> **Objective**
Give back the full material, exactly as it reads.

> **Material to process**
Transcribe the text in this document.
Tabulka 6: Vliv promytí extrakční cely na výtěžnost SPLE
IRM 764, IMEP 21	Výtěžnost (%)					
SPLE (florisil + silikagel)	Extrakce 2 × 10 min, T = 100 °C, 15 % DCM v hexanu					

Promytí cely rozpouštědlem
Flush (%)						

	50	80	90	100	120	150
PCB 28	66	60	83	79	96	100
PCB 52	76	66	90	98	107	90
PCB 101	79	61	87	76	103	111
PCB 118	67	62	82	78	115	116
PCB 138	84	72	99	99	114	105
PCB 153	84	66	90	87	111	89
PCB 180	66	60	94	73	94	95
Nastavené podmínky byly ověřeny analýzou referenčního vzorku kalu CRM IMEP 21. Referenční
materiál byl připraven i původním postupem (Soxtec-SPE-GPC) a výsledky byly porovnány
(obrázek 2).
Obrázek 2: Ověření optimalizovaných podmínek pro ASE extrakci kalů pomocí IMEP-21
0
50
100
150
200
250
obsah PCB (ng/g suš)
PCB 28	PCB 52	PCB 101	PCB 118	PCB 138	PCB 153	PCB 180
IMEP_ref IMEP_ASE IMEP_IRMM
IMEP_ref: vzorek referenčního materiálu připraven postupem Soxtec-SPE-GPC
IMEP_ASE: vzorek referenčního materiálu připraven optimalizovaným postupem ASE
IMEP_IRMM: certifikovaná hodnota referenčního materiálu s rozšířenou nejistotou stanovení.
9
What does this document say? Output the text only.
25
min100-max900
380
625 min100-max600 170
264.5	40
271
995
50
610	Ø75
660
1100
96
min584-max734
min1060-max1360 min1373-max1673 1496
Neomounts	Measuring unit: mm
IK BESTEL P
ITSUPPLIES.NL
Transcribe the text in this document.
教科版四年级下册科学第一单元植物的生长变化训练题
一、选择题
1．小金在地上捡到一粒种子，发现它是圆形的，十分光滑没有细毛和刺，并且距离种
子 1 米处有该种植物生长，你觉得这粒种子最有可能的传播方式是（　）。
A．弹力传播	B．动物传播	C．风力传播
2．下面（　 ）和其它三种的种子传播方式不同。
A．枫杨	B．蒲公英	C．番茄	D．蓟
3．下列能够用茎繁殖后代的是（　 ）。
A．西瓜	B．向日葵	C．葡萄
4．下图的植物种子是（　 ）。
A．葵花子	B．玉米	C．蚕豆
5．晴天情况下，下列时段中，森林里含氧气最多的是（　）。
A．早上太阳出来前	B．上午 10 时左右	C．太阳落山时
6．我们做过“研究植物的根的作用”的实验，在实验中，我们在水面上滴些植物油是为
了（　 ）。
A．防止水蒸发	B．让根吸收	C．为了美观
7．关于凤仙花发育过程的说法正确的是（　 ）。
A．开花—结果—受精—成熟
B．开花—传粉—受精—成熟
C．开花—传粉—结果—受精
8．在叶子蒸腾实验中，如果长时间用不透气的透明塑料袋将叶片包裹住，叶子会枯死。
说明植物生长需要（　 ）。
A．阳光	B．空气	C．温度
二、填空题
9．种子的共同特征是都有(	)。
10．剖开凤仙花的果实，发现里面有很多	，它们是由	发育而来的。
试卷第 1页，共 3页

> **Correct answer**
Transcribe the text in this document.
Tabulka 6: Vliv promytí extrakční cely na výtěžnost SPLE
IRM 764, IMEP 21	Výtěžnost (%)					
SPLE (florisil + silikagel)	Extrakce 2 × 10 min, T = 100 °C, 15 % DCM v hexanu					

Promytí cely rozpouštědlem
Flush (%)						

	50	80	90	100	120	150
PCB 28	66	60	83	79	96	100
PCB 52	76	66	90	98	107	90
PCB 101	79	61	87	76	103	111
PCB 118	67	62	82	78	115	116
PCB 138	84	72	99	99	114	105
PCB 153	84	66	90	87	111	89
PCB 180	66	60	94	73	94	95
Nastavené podmínky byly ověřeny analýzou referenčního vzorku kalu CRM IMEP 21. Referenční
materiál byl připraven i původním postupem (Soxtec-SPE-GPC) a výsledky byly porovnány
(obrázek 2).
Obrázek 2: Ověření optimalizovaných podmínek pro ASE extrakci kalů pomocí IMEP-21
0
50
100
150
200
250
obsah PCB (ng/g suš)
PCB 28	PCB 52	PCB 101	PCB 118	PCB 138	PCB 153	PCB 180
IMEP_ref IMEP_ASE IMEP_IRMM
IMEP_ref: vzorek referenčního materiálu připraven postupem Soxtec-SPE-GPC
IMEP_ASE: vzorek referenčního materiálu připraven optimalizovaným postupem ASE
IMEP_IRMM: certifikovaná hodnota referenčního materiálu s rozšířenou nejistotou stanovení.
9
What does this document say? Output the text only.
25
min100-max900
380
625 min100-max600 170
264.5	40
271
995
50
610	Ø75
660
1100
96
min584-max734
min1060-max1360 min1373-max1673 1496
Neomounts	Measuring unit: mm
IK BESTEL P
ITSUPPLIES.NL
Transcribe the text in this document.
教科版四年级下册科学第一单元植物的生长变化训练题
一、选择题
1．小金在地上捡到一粒种子，发现它是圆形的，十分光滑没有细毛和刺，并且距离种
子 1 米处有该种植物生长，你觉得这粒种子最有可能的传播方式是（　）。
A．弹力传播	B．动物传播	C．风力传播
2．下面（　 ）和其它三种的种子传播方式不同。
A．枫杨	B．蒲公英	C．番茄	D．蓟
3．下列能够用茎繁殖后代的是（　 ）。
A．西瓜	B．向日葵	C．葡萄
4．下图的植物种子是（　 ）。
A．葵花子	B．玉米	C．蚕豆
5．晴天情况下，下列时段中，森林里含氧气最多的是（　）。
A．早上太阳出来前	B．上午 10 时左右	C．太阳落山时
6．我们做过“研究植物的根的作用”的实验，在实验中，我们在水面上滴些植物油是为
了（　 ）。
A．防止水蒸发	B．让根吸收	C．为了美观
7．关于凤仙花发育过程的说法正确的是（　 ）。
A．开花—结果—受精—成熟
B．开花—传粉—受精—成熟
C．开花—传粉—结果—受精
8．在叶子蒸腾实验中，如果长时间用不透气的透明塑料袋将叶片包裹住，叶子会枯死。
说明植物生长需要（　 ）。
A．阳光	B．空气	C．温度
二、填空题
9．种子的共同特征是都有(	)。
10．剖开凤仙花的果实，发现里面有很多	，它们是由	发育而来的。
试卷第 1页，共 3页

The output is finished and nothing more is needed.